• [WRITTEN PROBLEM]: Scan the data below and pick out the lines containing the word "IDIOMA".

• [RECORDS SUPPLIED]:
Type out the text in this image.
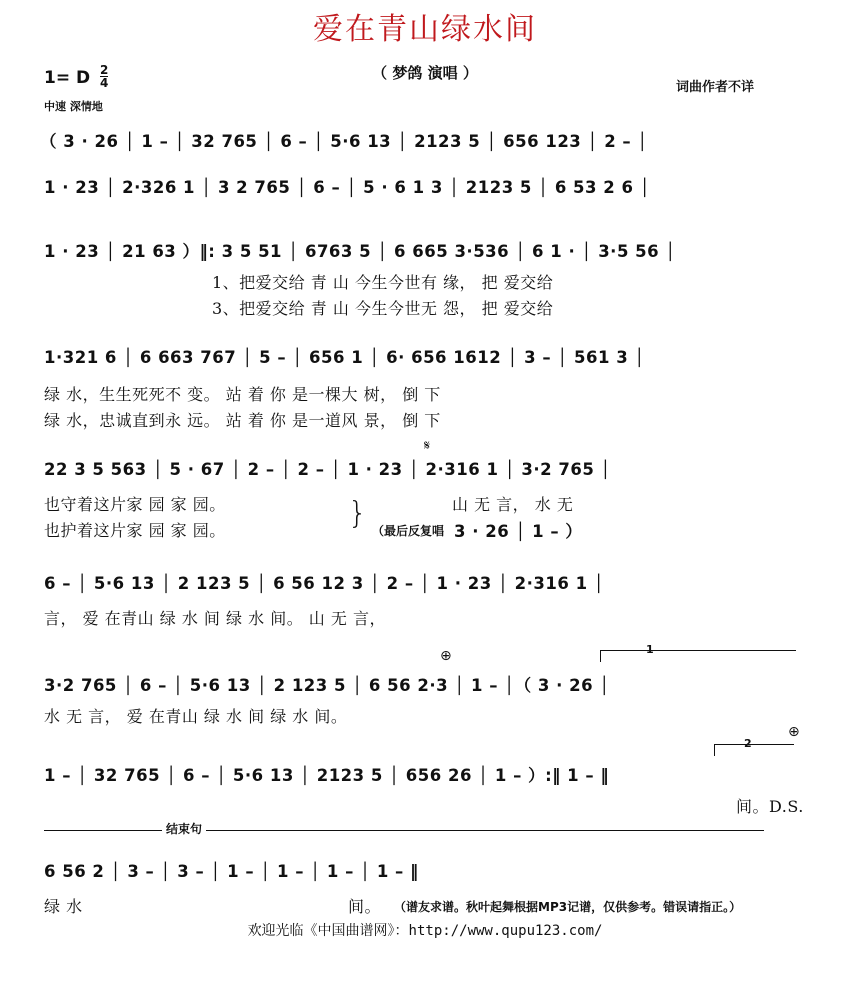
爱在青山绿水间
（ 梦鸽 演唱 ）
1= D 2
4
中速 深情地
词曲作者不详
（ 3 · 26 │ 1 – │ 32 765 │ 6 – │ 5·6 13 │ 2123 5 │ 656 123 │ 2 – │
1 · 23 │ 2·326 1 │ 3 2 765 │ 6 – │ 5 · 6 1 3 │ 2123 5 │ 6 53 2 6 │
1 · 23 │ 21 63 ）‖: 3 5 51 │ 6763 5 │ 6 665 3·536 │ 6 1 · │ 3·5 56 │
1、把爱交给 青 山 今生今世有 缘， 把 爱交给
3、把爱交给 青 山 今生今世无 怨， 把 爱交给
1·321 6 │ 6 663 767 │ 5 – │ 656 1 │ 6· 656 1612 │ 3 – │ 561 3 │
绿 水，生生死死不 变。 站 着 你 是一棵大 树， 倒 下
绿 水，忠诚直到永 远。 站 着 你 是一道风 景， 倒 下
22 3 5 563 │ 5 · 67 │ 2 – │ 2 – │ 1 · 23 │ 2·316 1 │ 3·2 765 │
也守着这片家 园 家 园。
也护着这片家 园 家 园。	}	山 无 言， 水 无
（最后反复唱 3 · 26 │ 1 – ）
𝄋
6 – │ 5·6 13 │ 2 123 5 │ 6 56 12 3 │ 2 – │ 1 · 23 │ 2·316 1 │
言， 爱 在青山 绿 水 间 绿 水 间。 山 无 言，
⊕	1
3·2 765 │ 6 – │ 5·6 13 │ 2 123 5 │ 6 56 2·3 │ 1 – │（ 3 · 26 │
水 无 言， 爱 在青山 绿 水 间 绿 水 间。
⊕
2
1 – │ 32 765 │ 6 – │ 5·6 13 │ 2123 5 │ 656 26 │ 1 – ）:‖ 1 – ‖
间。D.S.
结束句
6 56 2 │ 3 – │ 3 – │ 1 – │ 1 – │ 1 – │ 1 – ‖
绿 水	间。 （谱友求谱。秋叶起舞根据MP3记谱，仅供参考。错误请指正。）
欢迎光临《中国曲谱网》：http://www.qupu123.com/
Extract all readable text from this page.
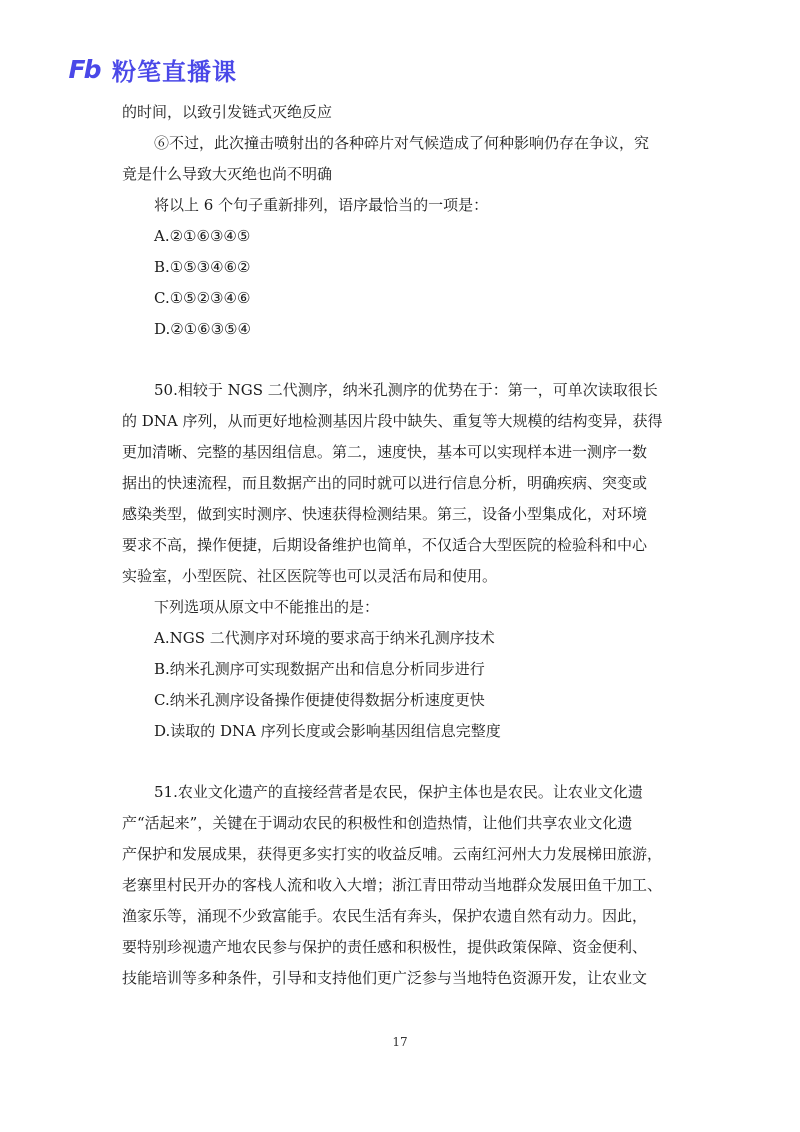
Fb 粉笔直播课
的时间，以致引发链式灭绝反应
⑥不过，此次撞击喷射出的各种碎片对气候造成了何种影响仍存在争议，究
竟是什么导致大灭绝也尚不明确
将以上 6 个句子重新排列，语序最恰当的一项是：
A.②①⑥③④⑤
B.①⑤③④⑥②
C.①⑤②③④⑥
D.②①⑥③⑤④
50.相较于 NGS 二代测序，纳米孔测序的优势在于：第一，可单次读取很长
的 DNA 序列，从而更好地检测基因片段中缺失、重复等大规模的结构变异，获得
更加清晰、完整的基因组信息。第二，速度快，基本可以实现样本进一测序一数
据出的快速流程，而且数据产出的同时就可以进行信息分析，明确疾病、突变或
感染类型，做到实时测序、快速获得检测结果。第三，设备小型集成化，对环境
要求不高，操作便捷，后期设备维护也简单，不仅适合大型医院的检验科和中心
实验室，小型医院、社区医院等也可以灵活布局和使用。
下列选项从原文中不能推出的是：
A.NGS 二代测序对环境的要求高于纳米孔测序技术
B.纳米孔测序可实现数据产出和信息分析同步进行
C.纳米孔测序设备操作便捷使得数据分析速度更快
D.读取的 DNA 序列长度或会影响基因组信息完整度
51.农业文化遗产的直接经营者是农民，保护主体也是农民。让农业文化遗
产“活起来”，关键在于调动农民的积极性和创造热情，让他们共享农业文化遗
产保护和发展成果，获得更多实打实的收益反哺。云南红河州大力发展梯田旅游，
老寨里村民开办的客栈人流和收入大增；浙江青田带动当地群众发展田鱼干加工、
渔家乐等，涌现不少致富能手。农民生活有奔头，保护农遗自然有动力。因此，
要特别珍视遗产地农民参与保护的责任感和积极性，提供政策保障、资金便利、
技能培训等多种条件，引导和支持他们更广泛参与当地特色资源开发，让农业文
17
--
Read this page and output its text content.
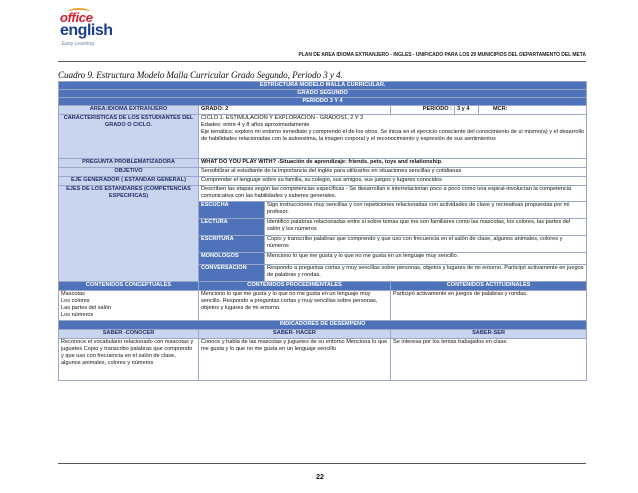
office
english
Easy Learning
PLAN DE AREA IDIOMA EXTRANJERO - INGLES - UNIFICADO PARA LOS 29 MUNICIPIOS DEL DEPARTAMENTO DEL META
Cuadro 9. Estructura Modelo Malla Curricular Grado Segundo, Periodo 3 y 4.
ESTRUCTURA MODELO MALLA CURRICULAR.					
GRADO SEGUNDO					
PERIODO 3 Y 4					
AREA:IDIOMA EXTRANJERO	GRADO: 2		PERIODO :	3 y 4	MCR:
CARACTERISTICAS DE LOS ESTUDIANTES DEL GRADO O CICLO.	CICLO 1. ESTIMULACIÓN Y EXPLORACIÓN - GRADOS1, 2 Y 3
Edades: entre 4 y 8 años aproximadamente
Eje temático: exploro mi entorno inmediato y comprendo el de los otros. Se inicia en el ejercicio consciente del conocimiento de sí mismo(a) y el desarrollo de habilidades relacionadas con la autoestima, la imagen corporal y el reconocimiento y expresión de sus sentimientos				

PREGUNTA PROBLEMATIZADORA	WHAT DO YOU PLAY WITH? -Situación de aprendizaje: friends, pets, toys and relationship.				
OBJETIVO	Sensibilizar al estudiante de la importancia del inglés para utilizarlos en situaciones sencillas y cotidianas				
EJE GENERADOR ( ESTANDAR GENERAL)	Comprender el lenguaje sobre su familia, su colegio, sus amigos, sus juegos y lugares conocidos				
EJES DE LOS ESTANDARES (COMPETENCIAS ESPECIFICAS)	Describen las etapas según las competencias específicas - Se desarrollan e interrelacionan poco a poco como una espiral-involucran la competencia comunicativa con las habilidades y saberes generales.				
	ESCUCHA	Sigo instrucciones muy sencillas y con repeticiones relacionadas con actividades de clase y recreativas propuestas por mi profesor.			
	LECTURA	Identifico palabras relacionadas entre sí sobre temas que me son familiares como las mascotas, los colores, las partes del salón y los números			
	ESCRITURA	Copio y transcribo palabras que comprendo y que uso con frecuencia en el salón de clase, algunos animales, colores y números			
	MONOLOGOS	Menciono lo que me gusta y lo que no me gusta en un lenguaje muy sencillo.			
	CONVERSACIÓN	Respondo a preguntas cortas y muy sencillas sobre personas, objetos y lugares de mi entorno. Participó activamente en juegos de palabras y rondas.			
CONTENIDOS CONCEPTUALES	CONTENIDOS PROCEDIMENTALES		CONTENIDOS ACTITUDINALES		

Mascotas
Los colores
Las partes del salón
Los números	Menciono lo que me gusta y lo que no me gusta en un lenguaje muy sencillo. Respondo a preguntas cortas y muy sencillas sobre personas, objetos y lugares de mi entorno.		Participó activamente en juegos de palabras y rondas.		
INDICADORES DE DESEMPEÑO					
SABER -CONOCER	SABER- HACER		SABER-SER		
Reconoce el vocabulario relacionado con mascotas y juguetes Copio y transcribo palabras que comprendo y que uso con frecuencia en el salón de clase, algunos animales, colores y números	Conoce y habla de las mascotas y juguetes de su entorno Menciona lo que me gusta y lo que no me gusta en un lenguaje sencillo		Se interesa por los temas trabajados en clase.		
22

• [EXERCISE OUTPUT]:
PLAN DE AREA IDIOMA EXTRANJERO - INGLES - UNIFICADO PARA LOS 29 MUNICIPIOS DEL DEPARTAMENTO DEL META
AREA:IDIOMA EXTRANJERO	GRADO: 2		PERIODO :	3 y 4	MCR:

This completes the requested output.